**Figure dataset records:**
* * * * * * *
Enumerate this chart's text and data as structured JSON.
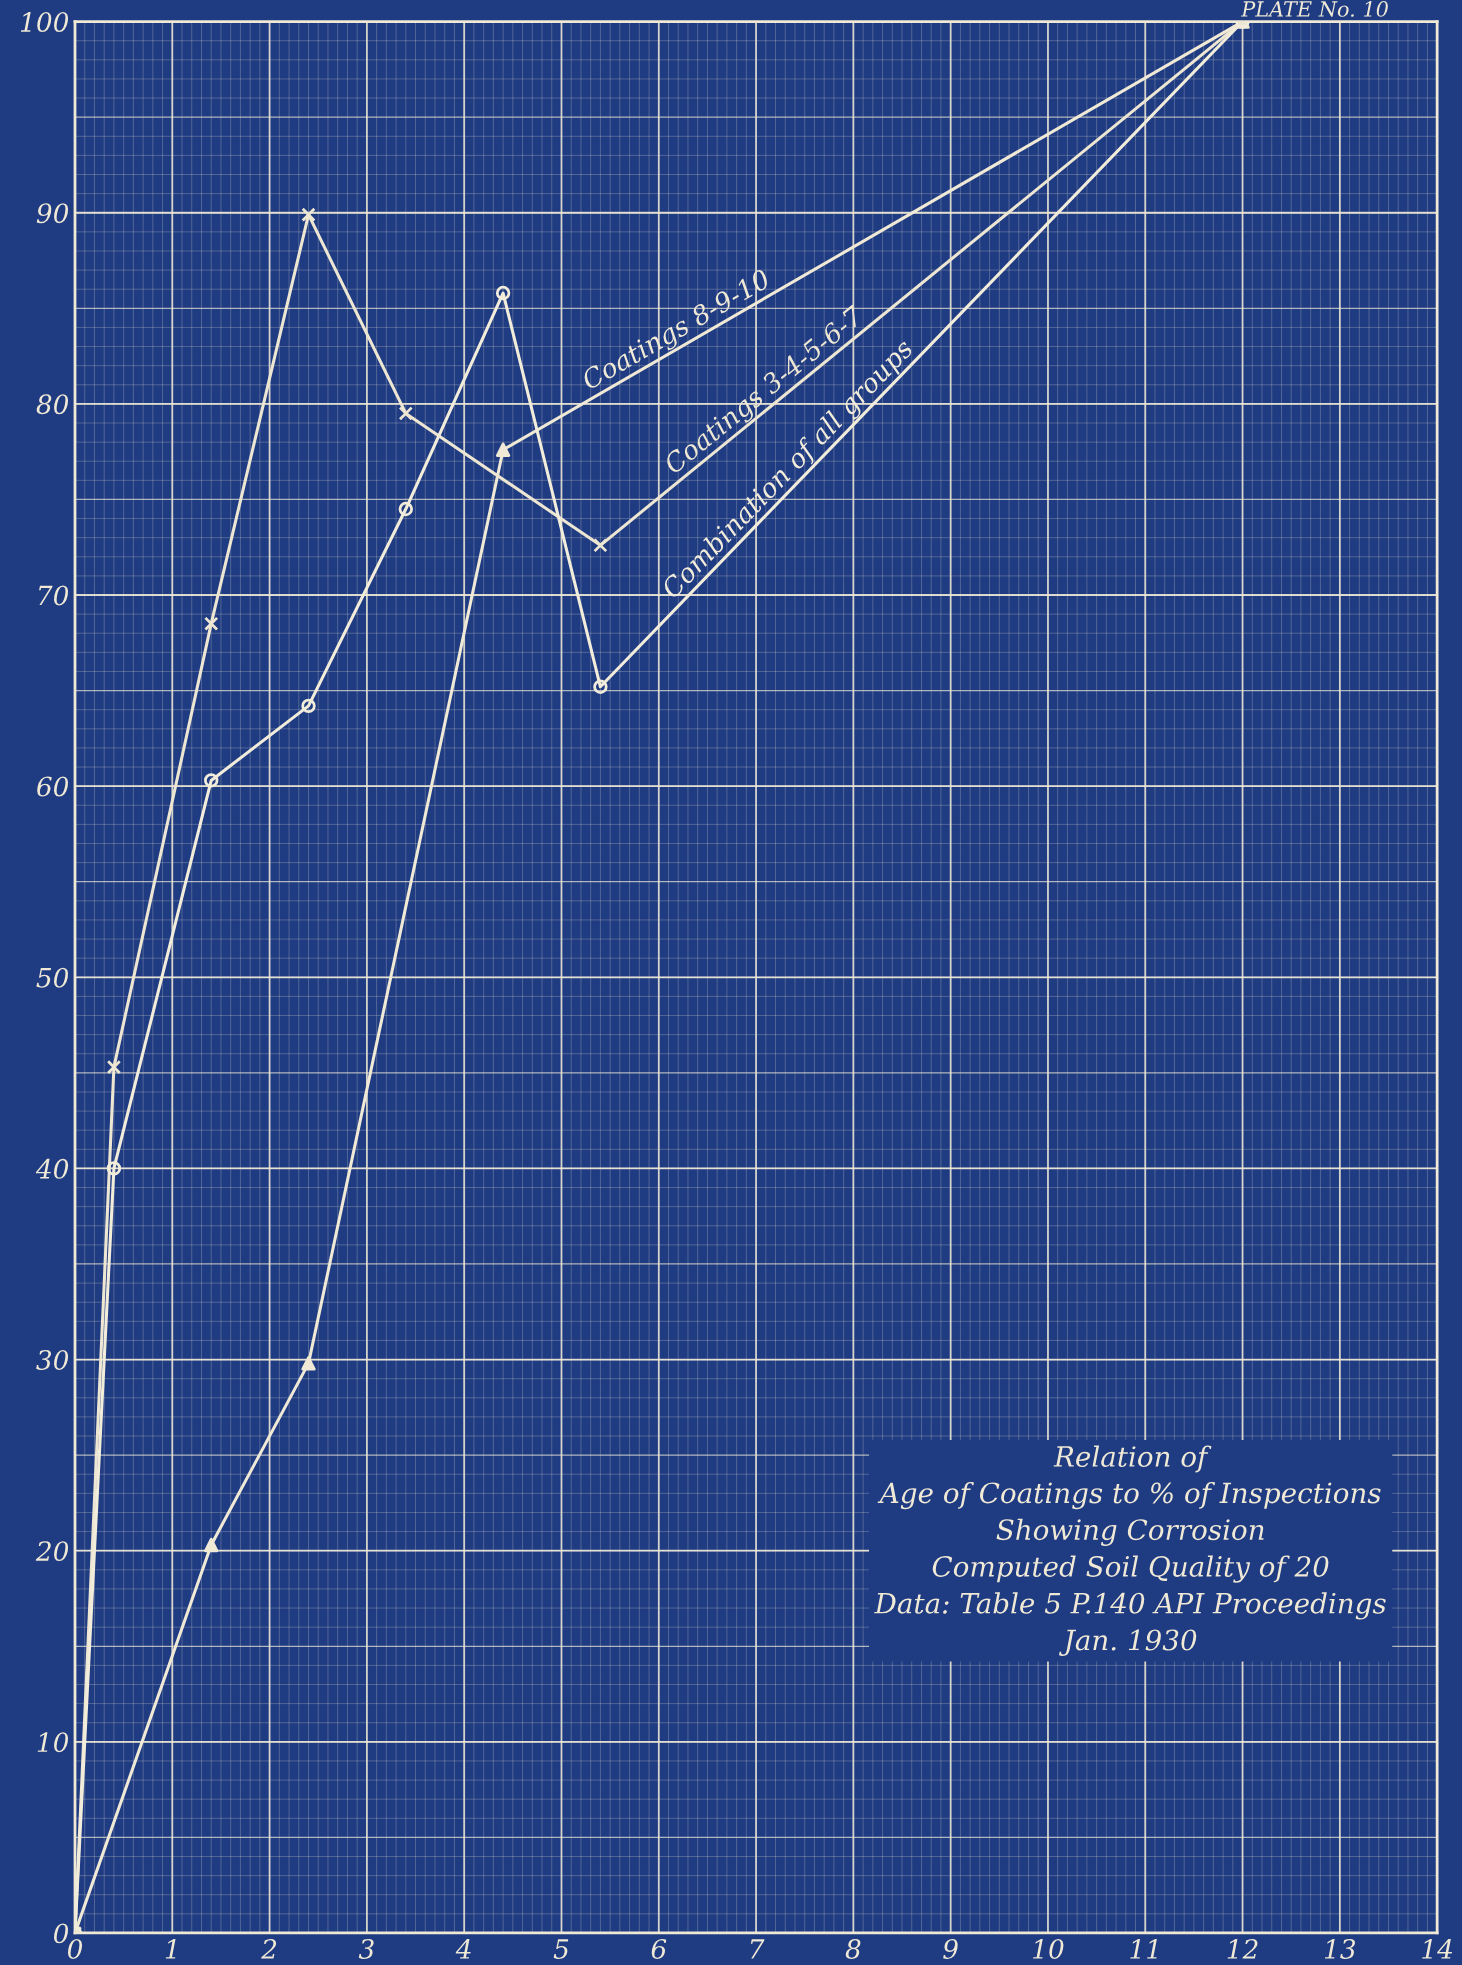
{
  "chart_data": {
    "type": "line",
    "title": "PLATE No. 10",
    "series": [
      {
        "name": "Coatings 8-9-10",
        "color": "#efe9d6",
        "marker": "triangle",
        "x": [
          0,
          1.4,
          2.4,
          4.4,
          12
        ],
        "values": [
          0,
          20.3,
          29.8,
          77.6,
          100
        ]
      },
      {
        "name": "Coatings 3-4-5-6-7",
        "color": "#ede6d2",
        "marker": "cross",
        "x": [
          0,
          0.4,
          1.4,
          2.4,
          3.4,
          5.4,
          12
        ],
        "values": [
          0,
          45.3,
          68.5,
          89.9,
          79.5,
          72.6,
          100
        ]
      },
      {
        "name": "Combination of all groups",
        "color": "#f2ecdb",
        "marker": "circle",
        "x": [
          0,
          0.4,
          1.4,
          2.4,
          3.4,
          4.4,
          5.4,
          12
        ],
        "values": [
          0,
          40,
          60.3,
          64.2,
          74.5,
          85.8,
          65.2,
          100
        ]
      }
    ],
    "xlim": [
      0,
      14
    ],
    "xticks": [
      0,
      1,
      2,
      3,
      4,
      5,
      6,
      7,
      8,
      9,
      10,
      11,
      12,
      13,
      14
    ],
    "ylim": [
      0,
      100
    ],
    "yticks": [
      0,
      10,
      20,
      30,
      40,
      50,
      60,
      70,
      80,
      90,
      100
    ],
    "grid": true,
    "line_style": "solid",
    "annotations": [
      "Relation of\nAge of Coatings to % of Inspections\nShowing Corrosion\nComputed Soil Quality of 20\nData: Table 5 P.140 API Proceedings\nJan. 1930"
    ]
  }
}
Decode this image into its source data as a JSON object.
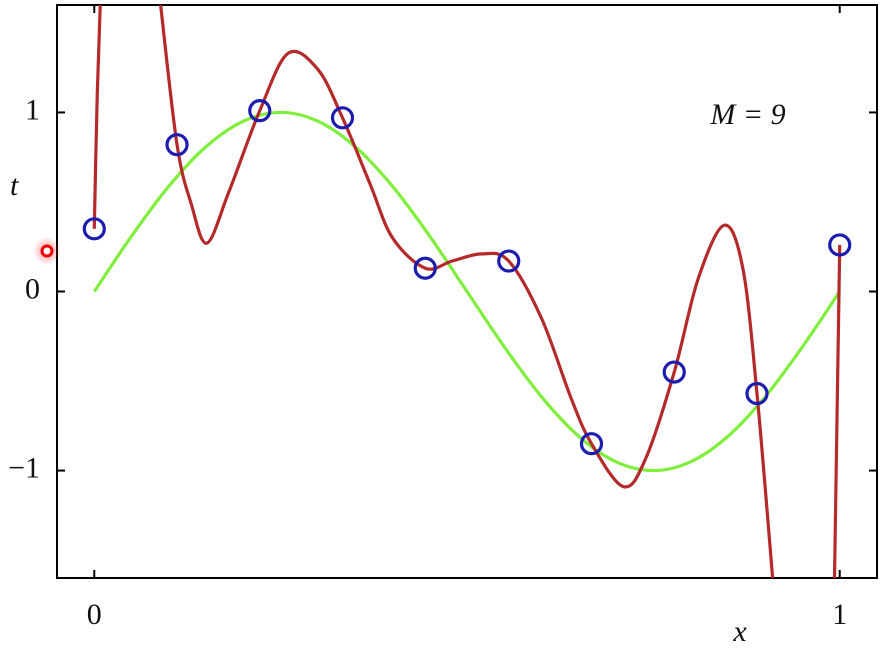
{
  "chart_data": {
    "type": "line",
    "annotation": "M = 9",
    "xlabel": "x",
    "ylabel": "t",
    "xlim": [
      -0.05,
      1.05
    ],
    "ylim": [
      -1.6,
      1.6
    ],
    "xticks": [
      0,
      1
    ],
    "yticks": [
      {
        "value": -1,
        "label": "−1"
      },
      0,
      1
    ],
    "series": [
      {
        "color": "#80ee3c",
        "mode": "line",
        "x": [
          0,
          0.05,
          0.1,
          0.15,
          0.2,
          0.25,
          0.3,
          0.35,
          0.4,
          0.45,
          0.5,
          0.55,
          0.6,
          0.65,
          0.7,
          0.75,
          0.8,
          0.85,
          0.9,
          0.95,
          1
        ],
        "values": [
          0,
          0.309,
          0.588,
          0.809,
          0.951,
          1,
          0.951,
          0.809,
          0.588,
          0.309,
          0,
          -0.309,
          -0.588,
          -0.809,
          -0.951,
          -1,
          -0.951,
          -0.809,
          -0.588,
          -0.309,
          0
        ]
      },
      {
        "color": "#b42a2a",
        "mode": "line",
        "x": [
          0,
          0.004,
          0.008,
          0.05,
          0.089,
          0.111,
          0.13,
          0.151,
          0.18,
          0.222,
          0.26,
          0.3,
          0.333,
          0.37,
          0.4,
          0.444,
          0.48,
          0.52,
          0.556,
          0.6,
          0.64,
          0.667,
          0.71,
          0.74,
          0.778,
          0.81,
          0.845,
          0.87,
          0.889,
          0.91,
          0.95,
          0.993,
          1
        ],
        "values": [
          0.35,
          1.1,
          1.6,
          null,
          1.6,
          0.82,
          0.49,
          0.27,
          0.55,
          1.01,
          1.33,
          1.24,
          0.97,
          0.6,
          0.3,
          0.13,
          0.17,
          0.21,
          0.17,
          -0.15,
          -0.6,
          -0.85,
          -1.09,
          -0.93,
          -0.45,
          0.07,
          0.37,
          0.13,
          -0.57,
          -1.6,
          null,
          -1.6,
          0.26
        ]
      },
      {
        "color": "#1c1cb0",
        "mode": "markers",
        "x": [
          0,
          0.111,
          0.222,
          0.333,
          0.444,
          0.556,
          0.667,
          0.778,
          0.889,
          1
        ],
        "values": [
          0.35,
          0.82,
          1.01,
          0.97,
          0.13,
          0.17,
          -0.85,
          -0.45,
          -0.57,
          0.26
        ]
      }
    ]
  }
}
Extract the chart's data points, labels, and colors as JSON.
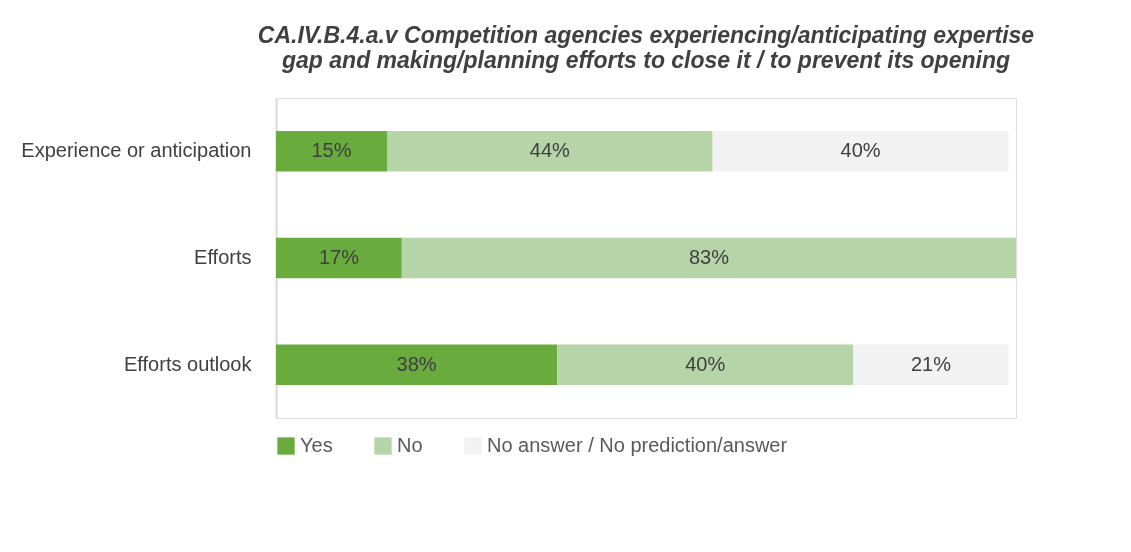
{
  "chart_data": {
    "type": "bar",
    "orientation": "horizontal",
    "stacked": true,
    "title": [
      "CA.IV.B.4.a.v Competition agencies experiencing/anticipating expertise",
      "gap and making/planning efforts to close it / to prevent its opening"
    ],
    "categories": [
      "Experience or anticipation",
      "Efforts",
      "Efforts outlook"
    ],
    "series": [
      {
        "name": "Yes",
        "color": "#6aab3d",
        "values": [
          15,
          17,
          38
        ],
        "value_labels": [
          "15%",
          "17%",
          "38%"
        ]
      },
      {
        "name": "No",
        "color": "#b5d4a8",
        "values": [
          44,
          83,
          40
        ],
        "value_labels": [
          "44%",
          "83%",
          "40%"
        ]
      },
      {
        "name": "No answer / No prediction/answer",
        "color": "#f2f2f2",
        "values": [
          40,
          null,
          21
        ],
        "value_labels": [
          "40%",
          null,
          "21%"
        ]
      }
    ],
    "xlim": [
      0,
      100
    ],
    "tick_labels": "y",
    "legend": "bottom"
  }
}
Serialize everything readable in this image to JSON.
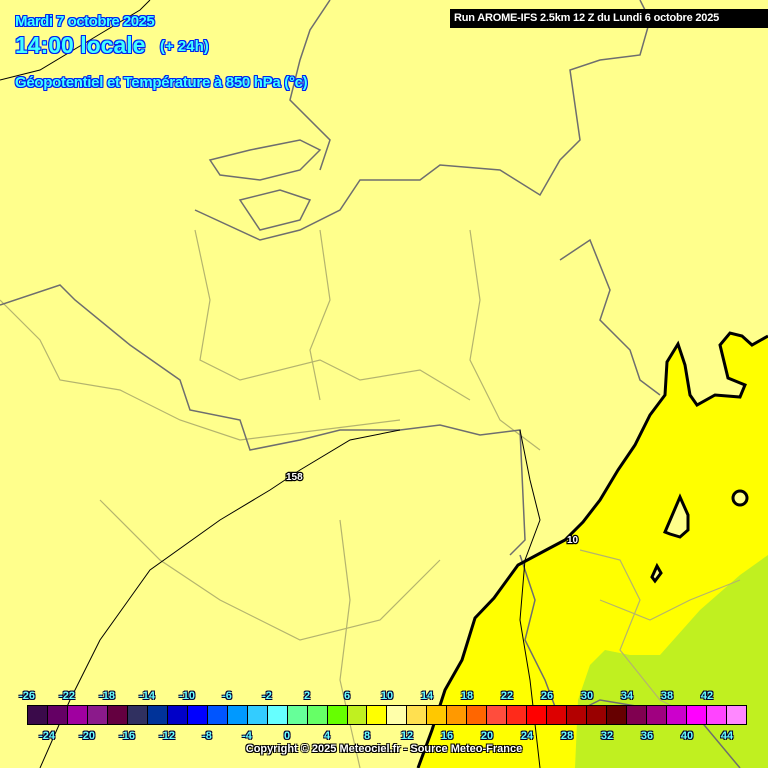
{
  "header": {
    "date": "Mardi 7 octobre 2025",
    "time": "14:00 locale",
    "lead": "(+ 24h)",
    "subtitle": "Géopotentiel et Température à 850 hPa (°c)",
    "run": "Run AROME-IFS 2.5km 12 Z du Lundi 6 octobre 2025"
  },
  "map": {
    "contour_labels": [
      "158",
      "10"
    ],
    "colors": {
      "background": "#ffff8c",
      "temp_10_12": "#ffff00",
      "temp_8_10": "#c0f020",
      "contour": "#000000",
      "border": "#6e6e6e"
    }
  },
  "legend": {
    "top_labels": [
      "-26",
      "-22",
      "-18",
      "-14",
      "-10",
      "-6",
      "-2",
      "2",
      "6",
      "10",
      "14",
      "18",
      "22",
      "26",
      "30",
      "34",
      "38",
      "42"
    ],
    "bottom_labels": [
      "-24",
      "-20",
      "-16",
      "-12",
      "-8",
      "-4",
      "0",
      "4",
      "8",
      "12",
      "16",
      "20",
      "24",
      "28",
      "32",
      "36",
      "40",
      "44"
    ],
    "colors": [
      "#3a0a4a",
      "#640064",
      "#a000a0",
      "#8b1a8b",
      "#640040",
      "#303060",
      "#003399",
      "#0000c8",
      "#0000ff",
      "#0055ff",
      "#0099ff",
      "#33ccff",
      "#66ffff",
      "#66ff99",
      "#66ff66",
      "#66ff00",
      "#c0f020",
      "#ffff00",
      "#ffffaa",
      "#ffe050",
      "#ffc800",
      "#ff9900",
      "#ff6600",
      "#ff4d3d",
      "#ff2a1a",
      "#ff0000",
      "#dd0000",
      "#b30000",
      "#990000",
      "#660000",
      "#800050",
      "#a00080",
      "#cc00cc",
      "#ff00ff",
      "#ff44ff",
      "#ff88ff"
    ]
  },
  "footer": {
    "copyright": "Copyright © 2025 Meteociel.fr - Source Meteo-France"
  }
}
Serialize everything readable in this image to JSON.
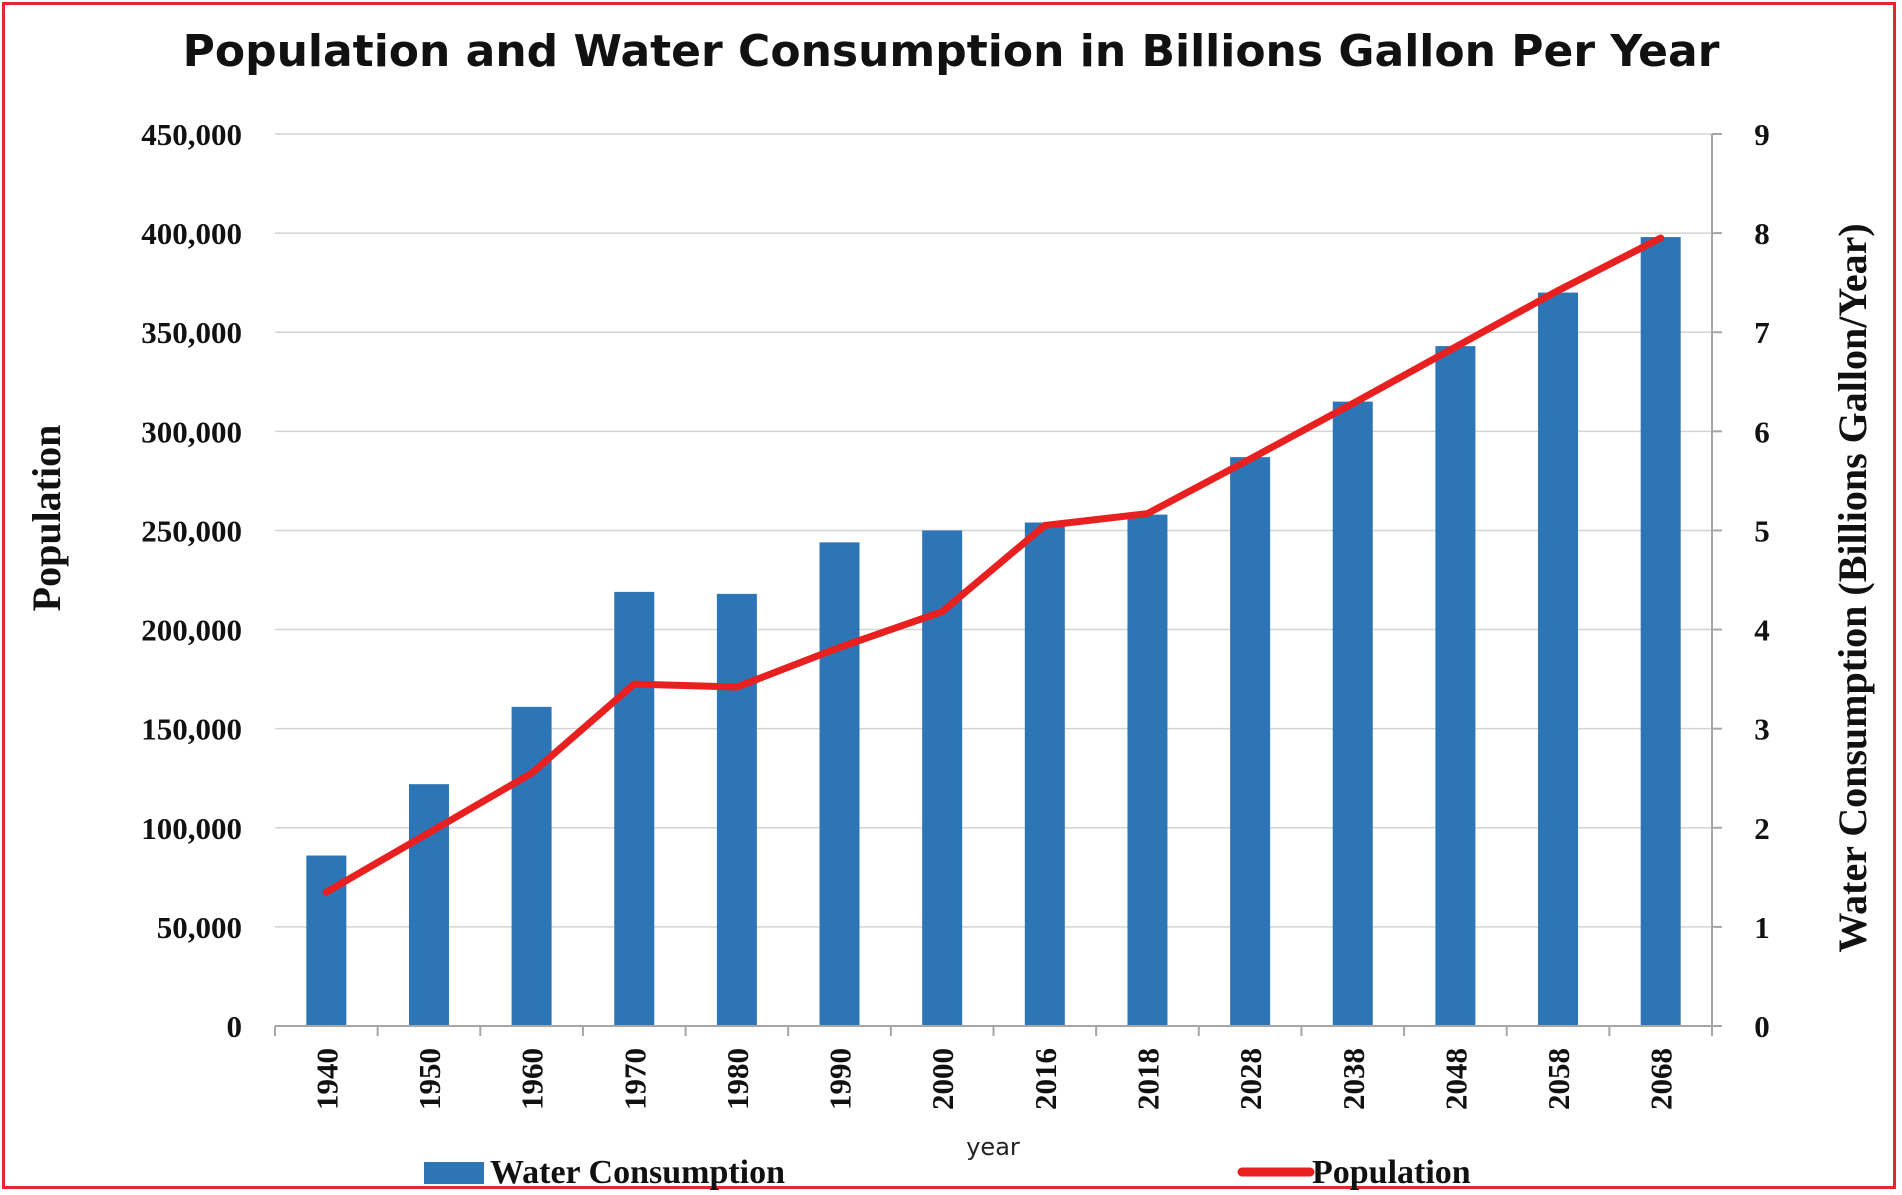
{
  "chart_data": {
    "type": "bar",
    "title": "Population and Water Consumption in Billions Gallon Per Year",
    "xlabel": "year",
    "ylabel": "Population",
    "ylabel_right": "Water Consumption (Billions Gallon/Year)",
    "categories": [
      "1940",
      "1950",
      "1960",
      "1970",
      "1980",
      "1990",
      "2000",
      "2016",
      "2018",
      "2028",
      "2038",
      "2048",
      "2058",
      "2068"
    ],
    "ylim": [
      0,
      450000
    ],
    "ylim_right": [
      0,
      9
    ],
    "yticks": [
      "0",
      "50,000",
      "100,000",
      "150,000",
      "200,000",
      "250,000",
      "300,000",
      "350,000",
      "400,000",
      "450,000"
    ],
    "yticks_right": [
      "0",
      "1",
      "2",
      "3",
      "4",
      "5",
      "6",
      "7",
      "8",
      "9"
    ],
    "grid": true,
    "legend_position": "bottom",
    "series": [
      {
        "name": "Water Consumption",
        "type": "bar",
        "axis": "left",
        "color": "#2e75b6",
        "values": [
          86000,
          122000,
          161000,
          219000,
          218000,
          244000,
          250000,
          254000,
          258000,
          287000,
          315000,
          343000,
          370000,
          398000
        ]
      },
      {
        "name": "Population",
        "type": "line",
        "axis": "right",
        "color": "#e8201f",
        "values": [
          1.35,
          1.95,
          2.55,
          3.45,
          3.42,
          3.82,
          4.18,
          5.05,
          5.17,
          5.72,
          6.28,
          6.85,
          7.42,
          7.95
        ]
      }
    ]
  }
}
* * * * * * *
**AIM:**
Go over the data above and copy every line that has the word "Coatings" in it.

**FULL ANSWER:**
        "name": "Coatings 8-9-10",
        "name": "Coatings 3-4-5-6-7",
      "Relation of\nAge of Coatings to % of Inspections\nShowing Corrosion\nComputed Soil Quality of 20\nData: Table 5 P.140 API Proceedings\nJan. 1930"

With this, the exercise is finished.